THE EXERCISE |
Reply with one number only, the count of lines holding the string "Текст".

MATERIAL FOR THE TASK |
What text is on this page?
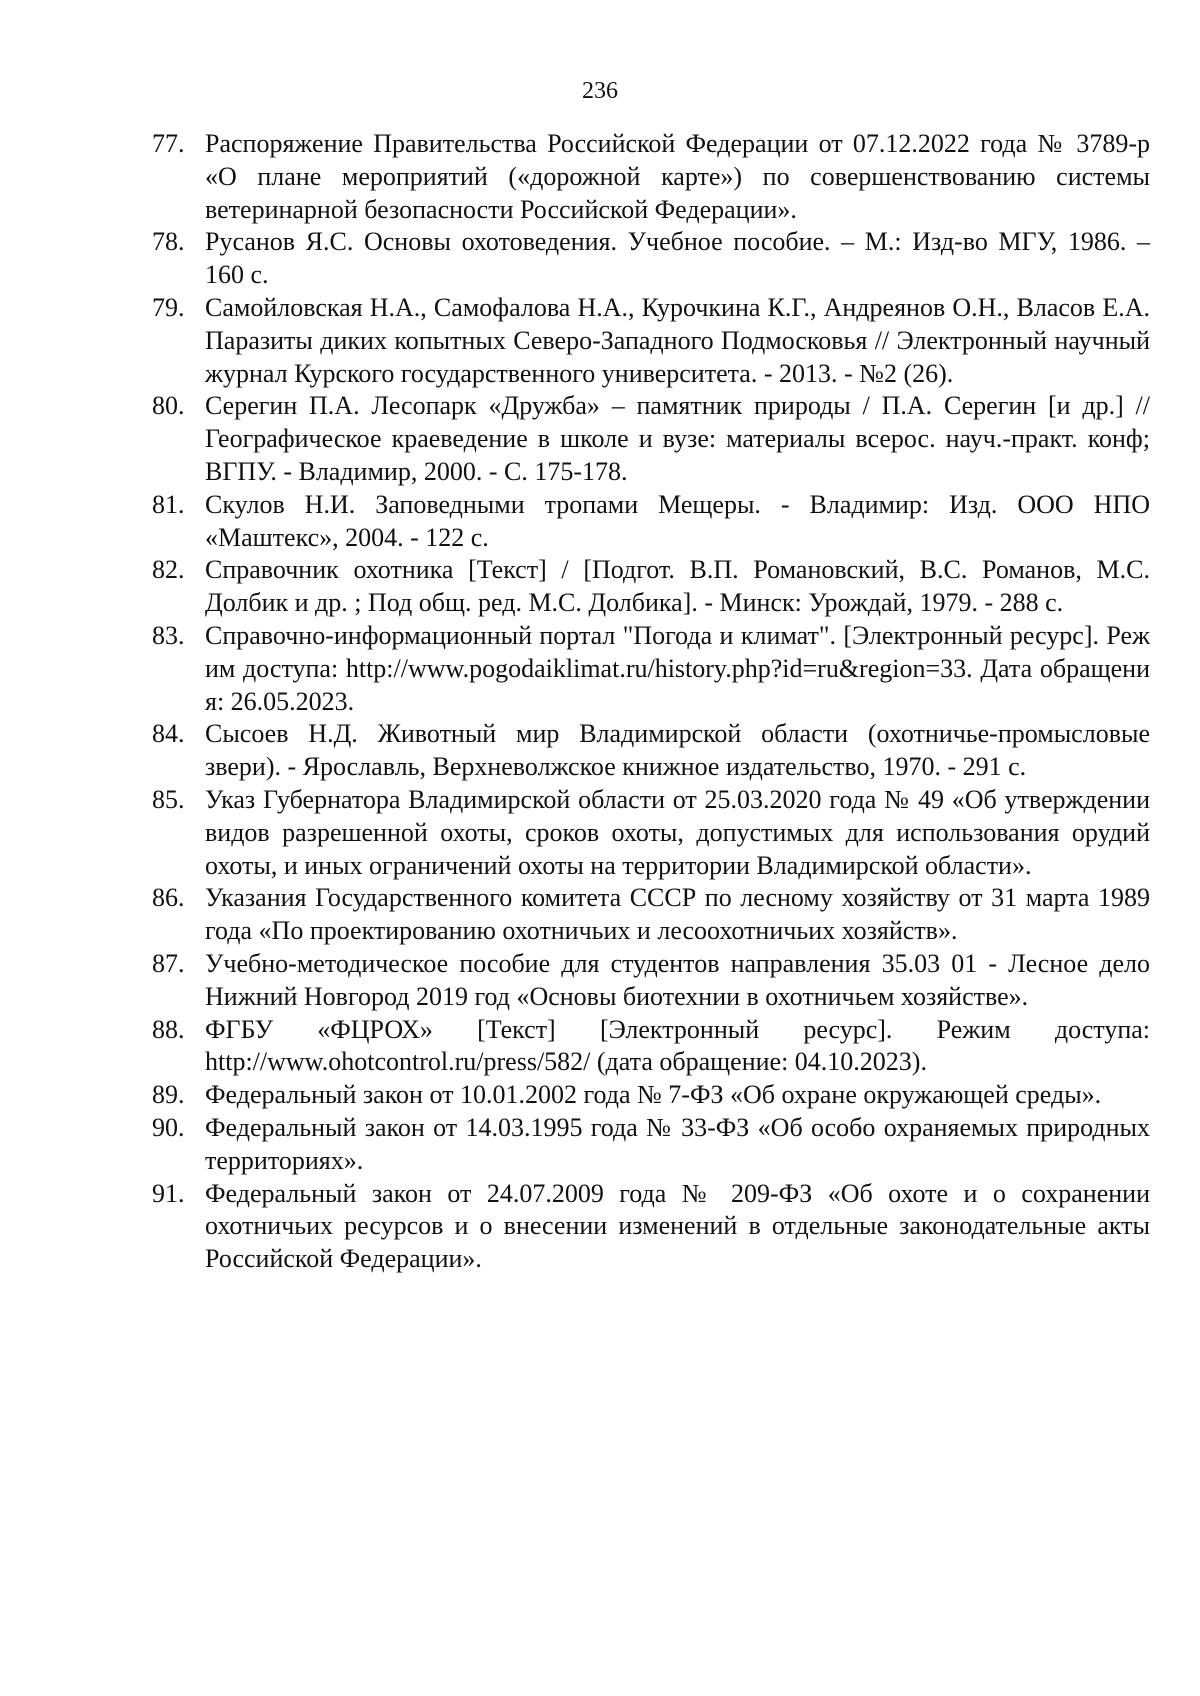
236
77. Распоряжение Правительства Российской Федерации от 07.12.2022 года № 3789-р «О плане мероприятий («дорожной карте») по совершенствованию системы ветеринарной безопасности Российской Федерации».
78. Русанов Я.С. Основы охотоведения. Учебное пособие. – М.: Изд-во МГУ, 1986. – 160 с.
79. Самойловская Н.А., Самофалова Н.А., Курочкина К.Г., Андреянов О.Н., Власов Е.А. Паразиты диких копытных Северо-Западного Подмосковья // Электронный научный журнал Курского государственного университета. - 2013. - №2 (26).
80. Серегин П.А. Лесопарк «Дружба» – памятник природы / П.А. Серегин [и др.] // Географическое краеведение в школе и вузе: материалы всерос. науч.-практ. конф; ВГПУ. - Владимир, 2000. - С. 175-178.
81. Скулов Н.И. Заповедными тропами Мещеры. - Владимир: Изд. ООО НПО «Маштекс», 2004. - 122 с.
82. Справочник охотника [Текст] / [Подгот. В.П. Романовский, В.С. Романов, М.С. Долбик и др. ; Под общ. ред. М.С. Долбика]. - Минск: Урождай, 1979. - 288 с.
83. Справочно-информационный портал "Погода и климат". [Электронный ресурс]. Режим доступа: http://www.pogodaiklimat.ru/history.php?id=ru&region=33. Дата обращения: 26.05.2023.
84. Сысоев Н.Д. Животный мир Владимирской области (охотничье-промысловые звери). - Ярославль, Верхневолжское книжное издательство, 1970. - 291 с.
85. Указ Губернатора Владимирской области от 25.03.2020 года № 49 «Об утверждении видов разрешенной охоты, сроков охоты, допустимых для использования орудий охоты, и иных ограничений охоты на территории Владимирской области».
86. Указания Государственного комитета СССР по лесному хозяйству от 31 марта 1989 года «По проектированию охотничьих и лесоохотничьих хозяйств».
87. Учебно-методическое пособие для студентов направления 35.03 01 - Лесное дело Нижний Новгород 2019 год «Основы биотехнии в охотничьем хозяйстве».
88. ФГБУ «ФЦРОХ» [Текст] [Электронный ресурс]. Режим доступа: http://www.ohotcontrol.ru/press/582/ (дата обращение: 04.10.2023).
89. Федеральный закон от 10.01.2002 года № 7-ФЗ «Об охране окружающей среды».
90. Федеральный закон от 14.03.1995 года № 33-ФЗ «Об особо охраняемых природных территориях».
91. Федеральный закон от 24.07.2009 года № 209-ФЗ «Об охоте и о сохранении охотничьих ресурсов и о внесении изменений в отдельные законодательные акты Российской Федерации».
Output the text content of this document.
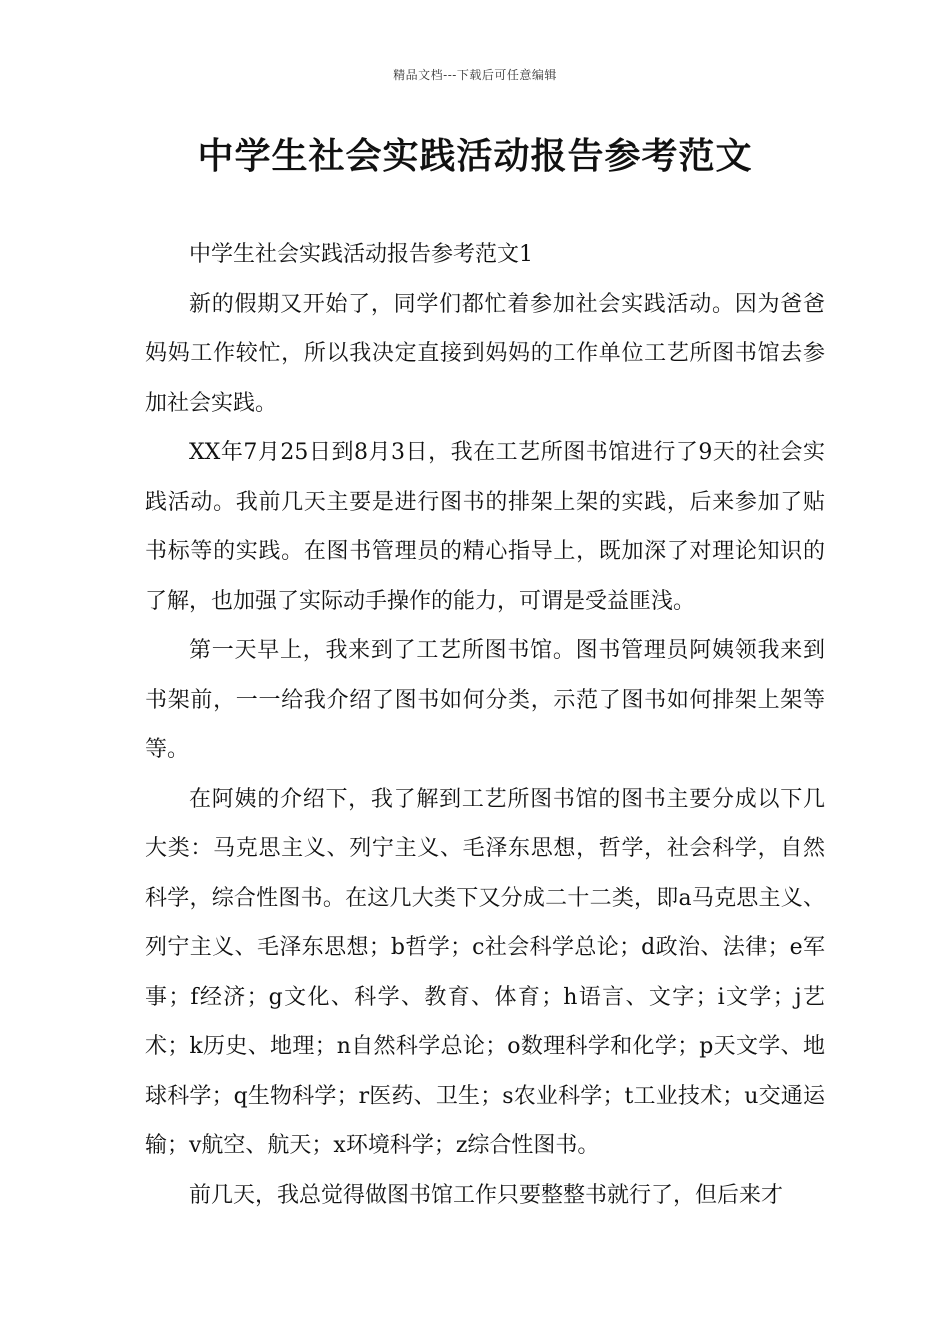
精品文档---下载后可任意编辑
中学生社会实践活动报告参考范文

中学生社会实践活动报告参考范文1

新的假期又开始了，同学们都忙着参加社会实践活动。因为爸爸妈妈工作较忙，所以我决定直接到妈妈的工作单位工艺所图书馆去参加社会实践。

XX年7月25日到8月3日，我在工艺所图书馆进行了9天的社会实践活动。我前几天主要是进行图书的排架上架的实践，后来参加了贴书标等的实践。在图书管理员的精心指导上，既加深了对理论知识的了解，也加强了实际动手操作的能力，可谓是受益匪浅。

第一天早上，我来到了工艺所图书馆。图书管理员阿姨领我来到书架前，一一给我介绍了图书如何分类，示范了图书如何排架上架等等。

在阿姨的介绍下，我了解到工艺所图书馆的图书主要分成以下几大类：马克思主义、列宁主义、毛泽东思想，哲学，社会科学，自然科学，综合性图书。在这几大类下又分成二十二类，即a马克思主义、列宁主义、毛泽东思想；b哲学；c社会科学总论；d政治、法律；e军事；f经济；g文化、科学、教育、体育；h语言、文字；i文学；j艺术；k历史、地理；n自然科学总论；o数理科学和化学；p天文学、地球科学；q生物科学；r医药、卫生；s农业科学；t工业技术；u交通运输；v航空、航天；x环境科学；z综合性图书。

前几天，我总觉得做图书馆工作只要整整书就行了，但后来才
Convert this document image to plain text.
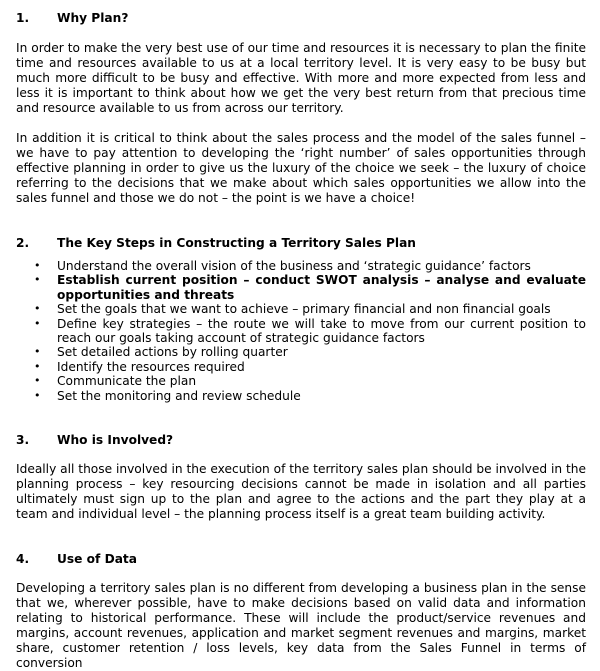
1.	Why Plan?

In order to make the very best use of our time and resources it is necessary to plan the finite time and resources available to us at a local territory level. It is very easy to be busy but much more difficult to be busy and effective. With more and more expected from less and less it is important to think about how we get the very best return from that precious time and resource available to us from across our territory.

In addition it is critical to think about the sales process and the model of the sales funnel – we have to pay attention to developing the ‘right number’ of sales opportunities through effective planning in order to give us the luxury of the choice we seek – the luxury of choice referring to the decisions that we make about which sales opportunities we allow into the sales funnel and those we do not – the point is we have a choice!

2.	The Key Steps in Constructing a Territory Sales Plan
•	Understand the overall vision of the business and ‘strategic guidance’ factors
•	Establish current position – conduct SWOT analysis – analyse and evaluate opportunities and threats
•	Set the goals that we want to achieve – primary financial and non financial goals
•	Define key strategies – the route we will take to move from our current position to reach our goals taking account of strategic guidance factors
•	Set detailed actions by rolling quarter
•	Identify the resources required
•	Communicate the plan
•	Set the monitoring and review schedule
3.	Who is Involved?

Ideally all those involved in the execution of the territory sales plan should be involved in the planning process – key resourcing decisions cannot be made in isolation and all parties ultimately must sign up to the plan and agree to the actions and the part they play at a team and individual level – the planning process itself is a great team building activity.

4.	Use of Data

Developing a territory sales plan is no different from developing a business plan in the sense that we, wherever possible, have to make decisions based on valid data and information relating to historical performance. These will include the product/service revenues and margins, account revenues, application and market segment revenues and margins, market share, customer retention / loss levels, key data from the Sales Funnel in terms of conversion
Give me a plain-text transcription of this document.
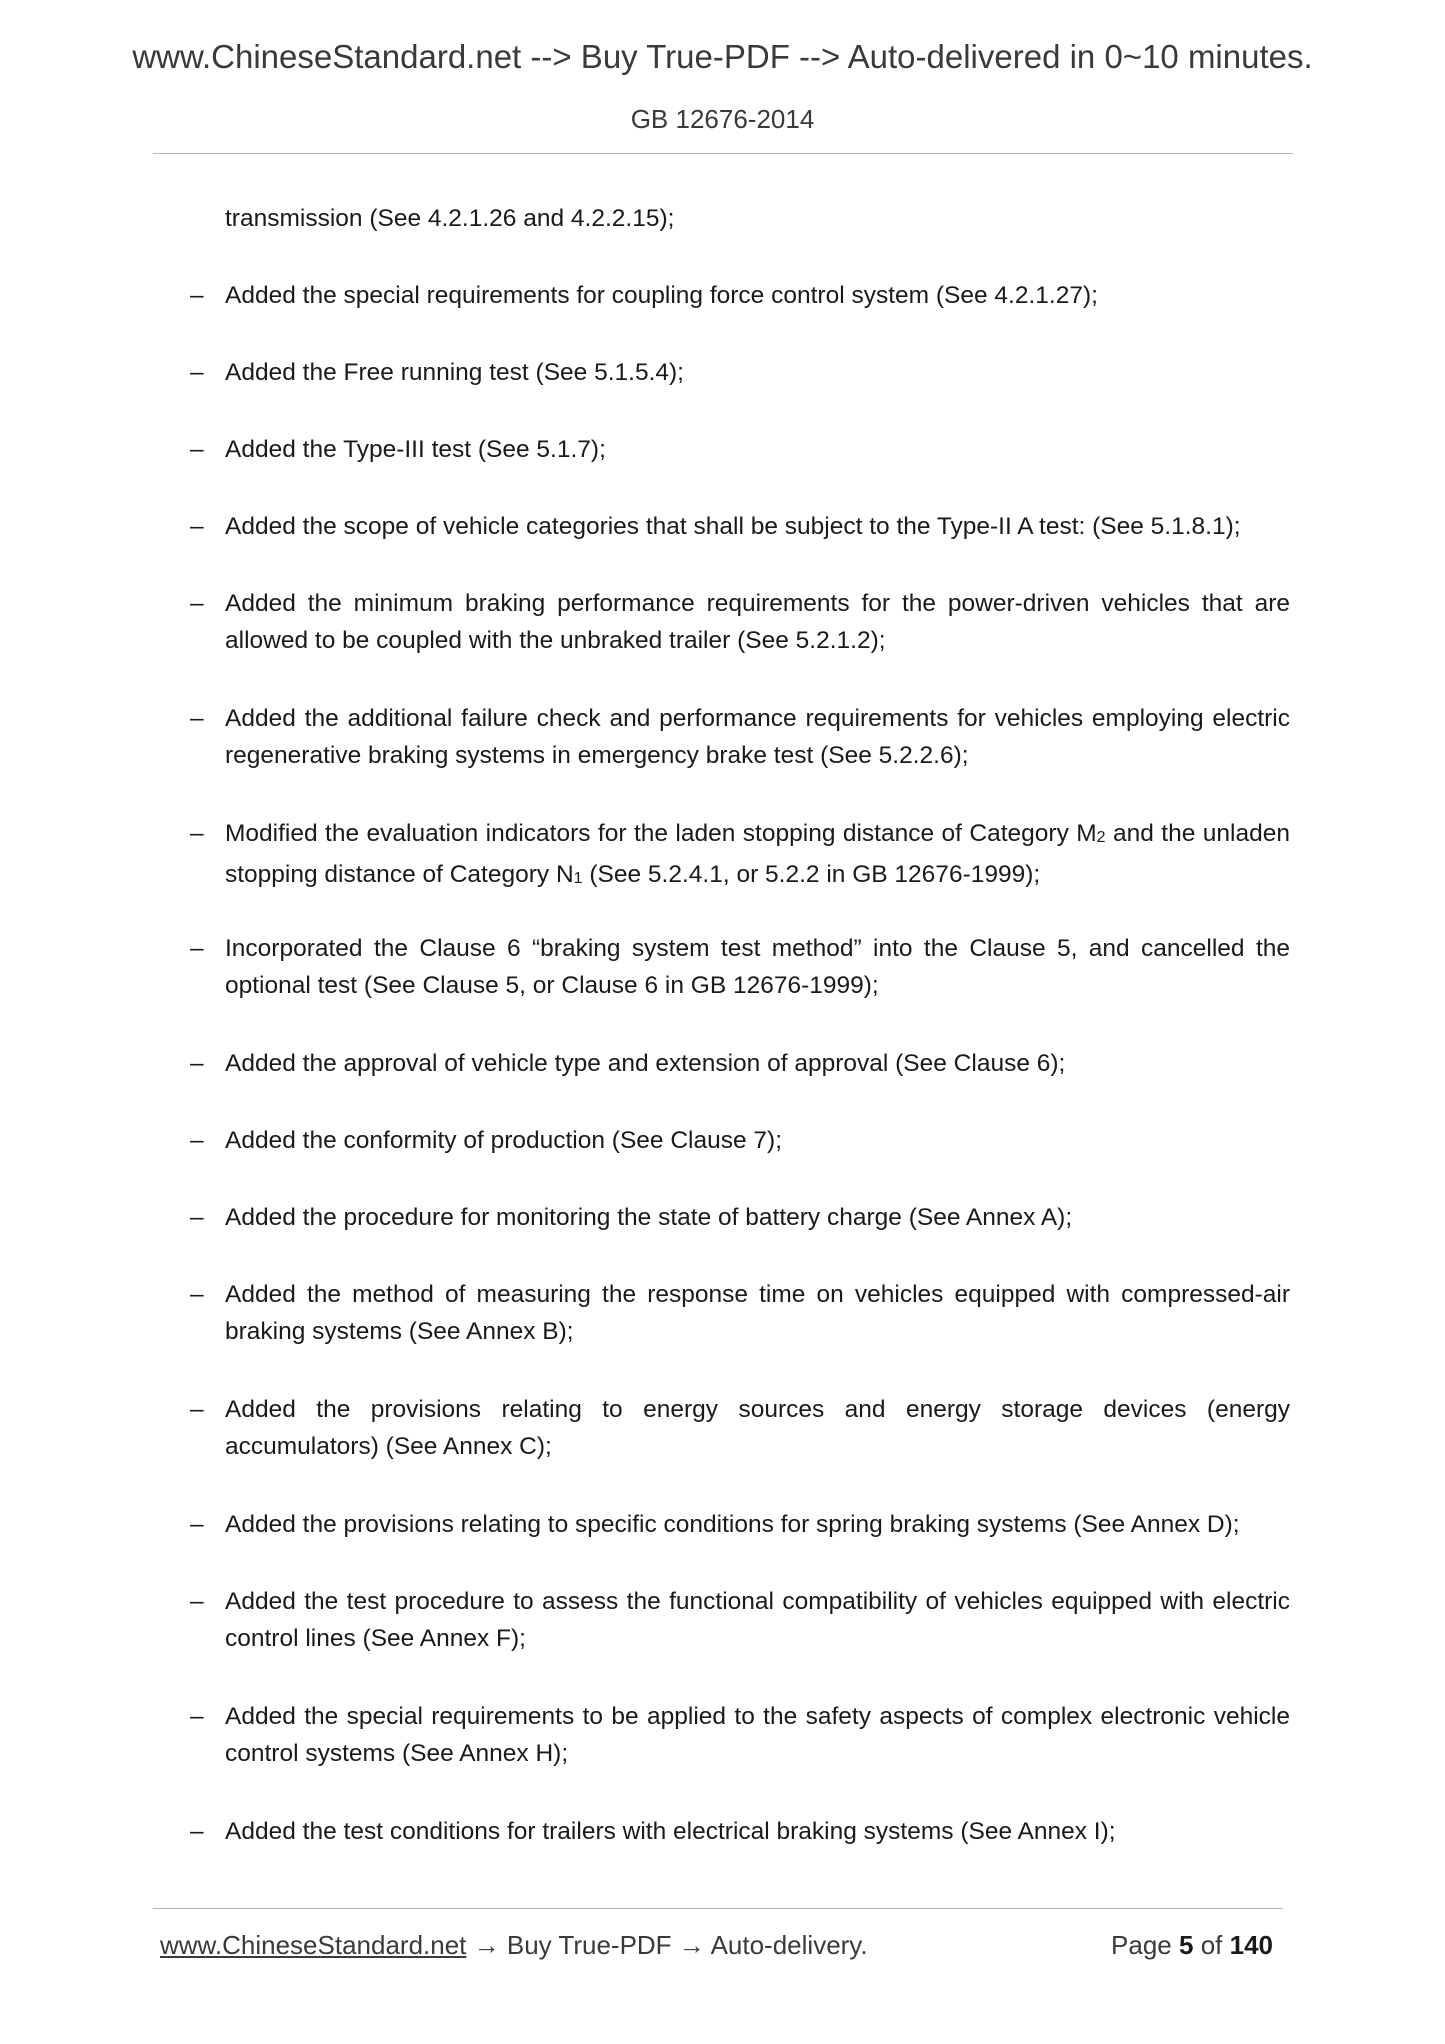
www.ChineseStandard.net --> Buy True-PDF --> Auto-delivered in 0~10 minutes.
GB 12676-2014
transmission (See 4.2.1.26 and 4.2.2.15);
– Added the special requirements for coupling force control system (See 4.2.1.27);
– Added the Free running test (See 5.1.5.4);
– Added the Type-III test (See 5.1.7);
– Added the scope of vehicle categories that shall be subject to the Type-II A test: (See 5.1.8.1);
– Added the minimum braking performance requirements for the power-driven vehicles that are allowed to be coupled with the unbraked trailer (See 5.2.1.2);
– Added the additional failure check and performance requirements for vehicles employing electric regenerative braking systems in emergency brake test (See 5.2.2.6);
– Modified the evaluation indicators for the laden stopping distance of Category $M_2$ and the unladen stopping distance of Category $N_1$ (See 5.2.4.1, or 5.2.2 in GB 12676-1999);
– Incorporated the Clause 6 “braking system test method” into the Clause 5, and cancelled the optional test (See Clause 5, or Clause 6 in GB 12676-1999);
– Added the approval of vehicle type and extension of approval (See Clause 6);
– Added the conformity of production (See Clause 7);
– Added the procedure for monitoring the state of battery charge (See Annex A);
– Added the method of measuring the response time on vehicles equipped with compressed-air braking systems (See Annex B);
– Added the provisions relating to energy sources and energy storage devices (energy accumulators) (See Annex C);
– Added the provisions relating to specific conditions for spring braking systems (See Annex D);
– Added the test procedure to assess the functional compatibility of vehicles equipped with electric control lines (See Annex F);
– Added the special requirements to be applied to the safety aspects of complex electronic vehicle control systems (See Annex H);
– Added the test conditions for trailers with electrical braking systems (See Annex I);
www.ChineseStandard.net → Buy True-PDF → Auto-delivery.	Page 5 of 140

FINAL RESULT |
2